* START EXERCISE MATERIAL *
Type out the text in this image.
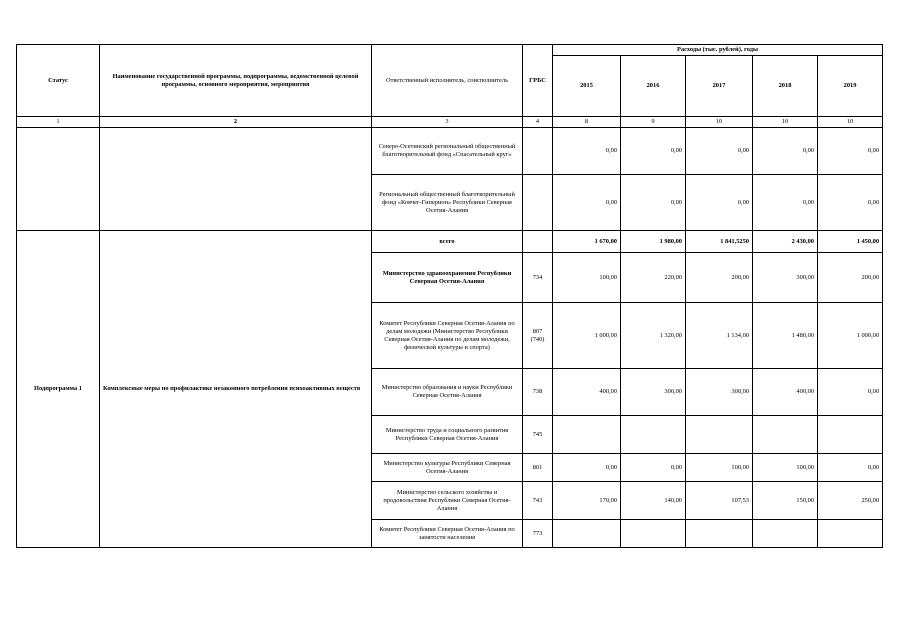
Статус	Наименование государственной программы, подпрограммы, ведомственной целевой программы, основного мероприятия, мероприятия	Ответственный исполнитель, соисполнитель	ГРБС	Расходы (тыс. рублей), годы				
				2015	2016	2017	2018	2019
1	2	3	4	8	9	10	10	10
		Северо-Осетинский региональный общественный благотворительный фонд «Спасательный круг»		0,00	0,00	0,00	0,00	0,00
		Региональный общественный благотворительный фонд «Ковчег-Гиперион» Республики Северная Осетия-Алания		0,00	0,00	0,00	0,00	0,00
Подпрограмма 1	Комплексные меры по профилактике незаконного потребления психоактивных веществ	всего		1 670,00	1 980,00	1 841,5250	2 430,00	1 450,00
		Министерство здравоохранения Республики Северная Осетия-Алания	734	100,00	220,00	200,00	300,00	200,00
		Комитет Республики Северная Осетия-Алания по делам молодежи (Министерство Республики Северная Осетия-Алания по делам молодежи, физической культуры и спорта)	807 (740)	1 000,00	1 320,00	1 134,00	1 480,00	1 000,00
		Министерство образования и науки Республики Северная Осетия-Алания	738	400,00	300,00	300,00	400,00	0,00
		Министерство труда и социального развития Республики Северная Осетия-Алания	745					
		Министерство культуры Республики Северная Осетия-Алания	801	0,00	0,00	100,00	100,00	0,00
		Министерство сельского хозяйства и продовольствия Республики Северная Осетия-Алания	743	170,00	140,00	107,53	150,00	250,00
		Комитет Республики Северная Осетия-Алания по занятости населения	773					
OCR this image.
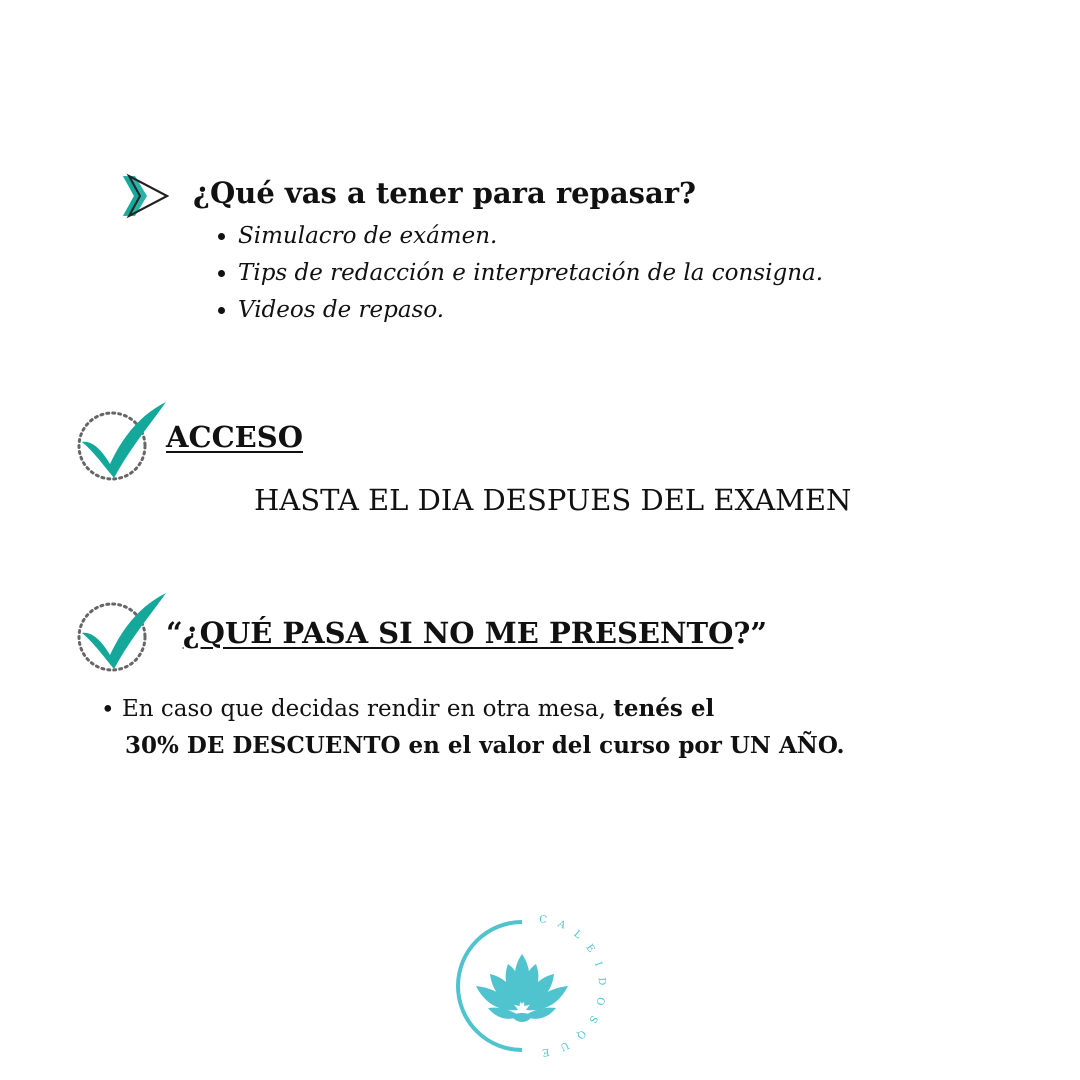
¿Qué vas a tener para repasar?
• Simulacro de exámen.
• Tips de redacción e interpretación de la consigna.
• Videos de repaso.
ACCESO
HASTA EL DIA DESPUES DEL EXAMEN
“¿QUÉ PASA SI NO ME PRESENTO?”
• En caso que decidas rendir en otra mesa, tenés el
30% DE DESCUENTO en el valor del curso por UN AÑO.
CALEIDOSQUE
* END EXERCISE MATERIAL *
◆ **SET PROBLEM**: Read the data above. Pull out each line in which the string "image" appears.

◆ **COMPLETED EXERCISE**:
Type out the text in this image.
OCR this image.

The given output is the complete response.